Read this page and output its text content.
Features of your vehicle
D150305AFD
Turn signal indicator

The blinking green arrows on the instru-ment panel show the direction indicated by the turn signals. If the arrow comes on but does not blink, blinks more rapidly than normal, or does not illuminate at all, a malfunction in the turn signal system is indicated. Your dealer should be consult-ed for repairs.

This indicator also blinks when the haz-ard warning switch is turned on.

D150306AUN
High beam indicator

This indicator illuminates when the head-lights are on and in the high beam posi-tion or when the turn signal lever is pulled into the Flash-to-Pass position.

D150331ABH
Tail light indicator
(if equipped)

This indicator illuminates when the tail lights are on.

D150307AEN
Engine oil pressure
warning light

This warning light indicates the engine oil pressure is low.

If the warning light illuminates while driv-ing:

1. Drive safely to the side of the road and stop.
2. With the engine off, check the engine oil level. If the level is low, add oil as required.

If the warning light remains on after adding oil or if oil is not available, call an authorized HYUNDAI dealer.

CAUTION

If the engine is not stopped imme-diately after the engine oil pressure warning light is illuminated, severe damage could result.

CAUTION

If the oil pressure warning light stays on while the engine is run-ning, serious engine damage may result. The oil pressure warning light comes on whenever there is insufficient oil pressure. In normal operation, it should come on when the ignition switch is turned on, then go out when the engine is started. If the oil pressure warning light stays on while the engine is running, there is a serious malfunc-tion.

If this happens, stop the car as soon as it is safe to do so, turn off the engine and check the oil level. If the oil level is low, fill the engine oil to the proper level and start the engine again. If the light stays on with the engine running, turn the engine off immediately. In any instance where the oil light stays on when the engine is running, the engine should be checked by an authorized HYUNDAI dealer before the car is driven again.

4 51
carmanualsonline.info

^^^^^^^^^^^^^^^^

## Exercise prompt
Print all of the entries again, exactly as written.

## Result for this task
Read this page and output its text content.
Features of your vehicle
D150305AFD
Turn signal indicator

The blinking green arrows on the instru-ment panel show the direction indicated by the turn signals. If the arrow comes on but does not blink, blinks more rapidly than normal, or does not illuminate at all, a malfunction in the turn signal system is indicated. Your dealer should be consult-ed for repairs.

This indicator also blinks when the haz-ard warning switch is turned on.

D150306AUN
High beam indicator

This indicator illuminates when the head-lights are on and in the high beam posi-tion or when the turn signal lever is pulled into the Flash-to-Pass position.

D150331ABH
Tail light indicator
(if equipped)

This indicator illuminates when the tail lights are on.

D150307AEN
Engine oil pressure
warning light

This warning light indicates the engine oil pressure is low.

If the warning light illuminates while driv-ing:

1. Drive safely to the side of the road and stop.
2. With the engine off, check the engine oil level. If the level is low, add oil as required.

If the warning light remains on after adding oil or if oil is not available, call an authorized HYUNDAI dealer.

CAUTION

If the engine is not stopped imme-diately after the engine oil pressure warning light is illuminated, severe damage could result.

CAUTION

If the oil pressure warning light stays on while the engine is run-ning, serious engine damage may result. The oil pressure warning light comes on whenever there is insufficient oil pressure. In normal operation, it should come on when the ignition switch is turned on, then go out when the engine is started. If the oil pressure warning light stays on while the engine is running, there is a serious malfunc-tion.

If this happens, stop the car as soon as it is safe to do so, turn off the engine and check the oil level. If the oil level is low, fill the engine oil to the proper level and start the engine again. If the light stays on with the engine running, turn the engine off immediately. In any instance where the oil light stays on when the engine is running, the engine should be checked by an authorized HYUNDAI dealer before the car is driven again.

4 51
carmanualsonline.info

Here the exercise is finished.